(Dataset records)
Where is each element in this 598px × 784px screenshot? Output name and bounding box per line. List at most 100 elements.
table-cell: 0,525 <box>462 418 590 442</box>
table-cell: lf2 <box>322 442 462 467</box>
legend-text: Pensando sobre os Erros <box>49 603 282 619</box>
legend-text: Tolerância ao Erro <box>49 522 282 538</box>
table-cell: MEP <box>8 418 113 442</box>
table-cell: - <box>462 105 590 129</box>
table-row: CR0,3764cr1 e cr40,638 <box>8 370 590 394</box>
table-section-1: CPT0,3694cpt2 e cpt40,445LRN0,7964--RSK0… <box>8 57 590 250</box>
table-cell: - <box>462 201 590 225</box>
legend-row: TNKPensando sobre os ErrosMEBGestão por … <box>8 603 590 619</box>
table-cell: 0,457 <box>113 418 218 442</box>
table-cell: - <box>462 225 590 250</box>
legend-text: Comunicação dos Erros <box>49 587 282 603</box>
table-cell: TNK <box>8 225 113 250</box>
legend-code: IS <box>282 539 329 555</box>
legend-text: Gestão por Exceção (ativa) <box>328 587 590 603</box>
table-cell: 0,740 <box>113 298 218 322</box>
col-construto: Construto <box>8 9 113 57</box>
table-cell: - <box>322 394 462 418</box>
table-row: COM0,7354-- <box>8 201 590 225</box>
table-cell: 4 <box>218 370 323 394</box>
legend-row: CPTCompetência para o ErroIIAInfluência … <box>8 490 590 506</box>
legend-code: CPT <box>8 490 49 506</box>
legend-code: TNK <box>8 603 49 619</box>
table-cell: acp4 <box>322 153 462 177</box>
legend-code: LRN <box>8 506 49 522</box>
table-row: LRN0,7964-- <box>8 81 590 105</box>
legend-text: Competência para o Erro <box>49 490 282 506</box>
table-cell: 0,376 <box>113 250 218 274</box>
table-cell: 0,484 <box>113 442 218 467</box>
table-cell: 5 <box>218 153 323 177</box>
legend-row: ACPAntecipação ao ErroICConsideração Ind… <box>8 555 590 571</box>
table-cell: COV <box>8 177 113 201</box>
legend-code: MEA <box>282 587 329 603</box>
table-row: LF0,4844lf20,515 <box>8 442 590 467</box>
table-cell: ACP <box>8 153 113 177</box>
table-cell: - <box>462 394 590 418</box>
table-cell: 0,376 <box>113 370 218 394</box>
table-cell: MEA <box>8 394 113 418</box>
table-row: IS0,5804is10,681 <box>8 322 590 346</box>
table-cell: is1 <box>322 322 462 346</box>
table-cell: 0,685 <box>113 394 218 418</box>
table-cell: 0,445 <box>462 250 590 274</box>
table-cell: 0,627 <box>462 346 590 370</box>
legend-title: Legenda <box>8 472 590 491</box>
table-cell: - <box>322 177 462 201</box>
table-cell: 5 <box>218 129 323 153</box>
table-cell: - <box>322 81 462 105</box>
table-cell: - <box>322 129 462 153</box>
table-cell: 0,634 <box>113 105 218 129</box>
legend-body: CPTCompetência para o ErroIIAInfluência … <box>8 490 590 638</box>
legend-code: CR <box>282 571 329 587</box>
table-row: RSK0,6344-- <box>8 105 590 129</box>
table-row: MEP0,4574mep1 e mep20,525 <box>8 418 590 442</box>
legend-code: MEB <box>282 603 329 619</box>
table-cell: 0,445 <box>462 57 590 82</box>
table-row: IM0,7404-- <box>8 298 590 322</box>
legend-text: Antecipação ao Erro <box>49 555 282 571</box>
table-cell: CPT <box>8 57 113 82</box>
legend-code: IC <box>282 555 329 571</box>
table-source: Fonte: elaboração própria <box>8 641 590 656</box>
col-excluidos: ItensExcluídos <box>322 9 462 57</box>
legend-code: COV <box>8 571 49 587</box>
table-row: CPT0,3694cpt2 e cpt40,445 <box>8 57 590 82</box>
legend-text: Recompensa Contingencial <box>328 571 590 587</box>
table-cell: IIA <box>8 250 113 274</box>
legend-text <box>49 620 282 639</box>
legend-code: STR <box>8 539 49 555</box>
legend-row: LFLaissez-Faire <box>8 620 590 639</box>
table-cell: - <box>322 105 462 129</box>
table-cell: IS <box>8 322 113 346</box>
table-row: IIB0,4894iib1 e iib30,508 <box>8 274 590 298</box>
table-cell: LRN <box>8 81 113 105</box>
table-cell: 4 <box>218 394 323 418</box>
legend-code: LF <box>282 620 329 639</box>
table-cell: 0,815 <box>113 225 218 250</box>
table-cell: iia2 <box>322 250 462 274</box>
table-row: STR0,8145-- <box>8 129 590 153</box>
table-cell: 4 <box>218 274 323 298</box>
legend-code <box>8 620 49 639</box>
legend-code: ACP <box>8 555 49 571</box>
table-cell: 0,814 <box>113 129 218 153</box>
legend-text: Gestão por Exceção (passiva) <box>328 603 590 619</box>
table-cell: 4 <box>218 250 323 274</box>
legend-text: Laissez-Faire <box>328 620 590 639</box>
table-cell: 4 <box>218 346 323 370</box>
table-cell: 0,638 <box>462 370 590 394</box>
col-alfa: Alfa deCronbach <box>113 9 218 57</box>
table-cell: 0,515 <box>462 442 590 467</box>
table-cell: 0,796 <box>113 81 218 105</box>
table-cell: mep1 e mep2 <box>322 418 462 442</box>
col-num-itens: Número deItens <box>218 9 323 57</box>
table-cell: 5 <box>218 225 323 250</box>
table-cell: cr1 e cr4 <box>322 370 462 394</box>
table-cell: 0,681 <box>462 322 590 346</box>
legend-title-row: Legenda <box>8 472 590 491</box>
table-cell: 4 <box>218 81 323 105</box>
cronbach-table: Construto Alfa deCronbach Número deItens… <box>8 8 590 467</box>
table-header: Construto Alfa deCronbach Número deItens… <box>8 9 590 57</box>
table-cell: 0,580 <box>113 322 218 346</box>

**Problem to solve:** Could you write out the material above again, substituting "legend-label" for every "legend-text" and keeping everything else the same?

**Response:**
Where is each element in this 598px × 784px screenshot? Output name and bounding box per line. List at most 100 elements.
table-cell: 0,525 <box>462 418 590 442</box>
table-cell: lf2 <box>322 442 462 467</box>
legend-label: Pensando sobre os Erros <box>49 603 282 619</box>
legend-label: Tolerância ao Erro <box>49 522 282 538</box>
table-cell: MEP <box>8 418 113 442</box>
table-cell: - <box>462 105 590 129</box>
table-row: CR0,3764cr1 e cr40,638 <box>8 370 590 394</box>
table-section-1: CPT0,3694cpt2 e cpt40,445LRN0,7964--RSK0… <box>8 57 590 250</box>
table-cell: - <box>462 201 590 225</box>
legend-row: TNKPensando sobre os ErrosMEBGestão por … <box>8 603 590 619</box>
table-cell: 0,457 <box>113 418 218 442</box>
table-cell: - <box>462 225 590 250</box>
legend-label: Comunicação dos Erros <box>49 587 282 603</box>
table-cell: TNK <box>8 225 113 250</box>
legend-code: IS <box>282 539 329 555</box>
legend-label: Gestão por Exceção (ativa) <box>328 587 590 603</box>
table-cell: 0,740 <box>113 298 218 322</box>
col-construto: Construto <box>8 9 113 57</box>
table-cell: - <box>322 394 462 418</box>
table-row: COM0,7354-- <box>8 201 590 225</box>
table-cell: 4 <box>218 370 323 394</box>
legend-row: CPTCompetência para o ErroIIAInfluência … <box>8 490 590 506</box>
legend-code: CPT <box>8 490 49 506</box>
legend-code: TNK <box>8 603 49 619</box>
table-cell: acp4 <box>322 153 462 177</box>
legend-code: LRN <box>8 506 49 522</box>
table-row: LRN0,7964-- <box>8 81 590 105</box>
legend-label: Competência para o Erro <box>49 490 282 506</box>
table-cell: 0,376 <box>113 250 218 274</box>
table-cell: 0,484 <box>113 442 218 467</box>
table-cell: 5 <box>218 153 323 177</box>
legend-row: ACPAntecipação ao ErroICConsideração Ind… <box>8 555 590 571</box>
table-cell: COV <box>8 177 113 201</box>
legend-code: MEA <box>282 587 329 603</box>
table-row: LF0,4844lf20,515 <box>8 442 590 467</box>
table-cell: ACP <box>8 153 113 177</box>
table-cell: - <box>462 394 590 418</box>
table-cell: 0,376 <box>113 370 218 394</box>
table-cell: MEA <box>8 394 113 418</box>
table-row: IS0,5804is10,681 <box>8 322 590 346</box>
table-cell: is1 <box>322 322 462 346</box>
table-cell: 0,685 <box>113 394 218 418</box>
table-cell: 0,445 <box>462 250 590 274</box>
table-cell: 0,627 <box>462 346 590 370</box>
legend-title: Legenda <box>8 472 590 491</box>
table-cell: - <box>322 177 462 201</box>
table-cell: 5 <box>218 129 323 153</box>
table-cell: - <box>322 81 462 105</box>
table-cell: - <box>322 129 462 153</box>
table-cell: 0,634 <box>113 105 218 129</box>
legend-body: CPTCompetência para o ErroIIAInfluência … <box>8 490 590 638</box>
legend-code: CR <box>282 571 329 587</box>
table-row: RSK0,6344-- <box>8 105 590 129</box>
table-row: MEP0,4574mep1 e mep20,525 <box>8 418 590 442</box>
legend-code: MEB <box>282 603 329 619</box>
table-cell: 0,445 <box>462 57 590 82</box>
table-row: IM0,7404-- <box>8 298 590 322</box>
legend-label: Antecipação ao Erro <box>49 555 282 571</box>
table-cell: CPT <box>8 57 113 82</box>
legend-code: IC <box>282 555 329 571</box>
table-source: Fonte: elaboração própria <box>8 641 590 656</box>
col-excluidos: ItensExcluídos <box>322 9 462 57</box>
legend-code: COV <box>8 571 49 587</box>
table-row: CPT0,3694cpt2 e cpt40,445 <box>8 57 590 82</box>
legend-label: Recompensa Contingencial <box>328 571 590 587</box>
table-cell: IIA <box>8 250 113 274</box>
legend-label <box>49 620 282 639</box>
legend-code: STR <box>8 539 49 555</box>
legend-row: LFLaissez-Faire <box>8 620 590 639</box>
table-cell: - <box>322 105 462 129</box>
table-cell: IS <box>8 322 113 346</box>
table-row: IIB0,4894iib1 e iib30,508 <box>8 274 590 298</box>
table-cell: LRN <box>8 81 113 105</box>
table-cell: 4 <box>218 394 323 418</box>
legend-code: LF <box>282 620 329 639</box>
table-cell: 0,815 <box>113 225 218 250</box>
table-cell: iia2 <box>322 250 462 274</box>
table-row: STR0,8145-- <box>8 129 590 153</box>
table-cell: 4 <box>218 274 323 298</box>
legend-code <box>8 620 49 639</box>
legend-code: ACP <box>8 555 49 571</box>
table-cell: 0,814 <box>113 129 218 153</box>
legend-label: Gestão por Exceção (passiva) <box>328 603 590 619</box>
table-cell: 4 <box>218 250 323 274</box>
legend-label: Laissez-Faire <box>328 620 590 639</box>
table-cell: 4 <box>218 346 323 370</box>
table-cell: 0,638 <box>462 370 590 394</box>
col-alfa: Alfa deCronbach <box>113 9 218 57</box>
table-cell: 0,515 <box>462 442 590 467</box>
table-cell: 0,796 <box>113 81 218 105</box>
table-cell: mep1 e mep2 <box>322 418 462 442</box>
col-num-itens: Número deItens <box>218 9 323 57</box>
table-cell: 5 <box>218 225 323 250</box>
table-cell: cr1 e cr4 <box>322 370 462 394</box>
table-cell: 0,681 <box>462 322 590 346</box>
legend-title-row: Legenda <box>8 472 590 491</box>
table-cell: 4 <box>218 81 323 105</box>
cronbach-table: Construto Alfa deCronbach Número deItens… <box>8 8 590 467</box>
table-header: Construto Alfa deCronbach Número deItens… <box>8 9 590 57</box>
table-cell: 0,580 <box>113 322 218 346</box>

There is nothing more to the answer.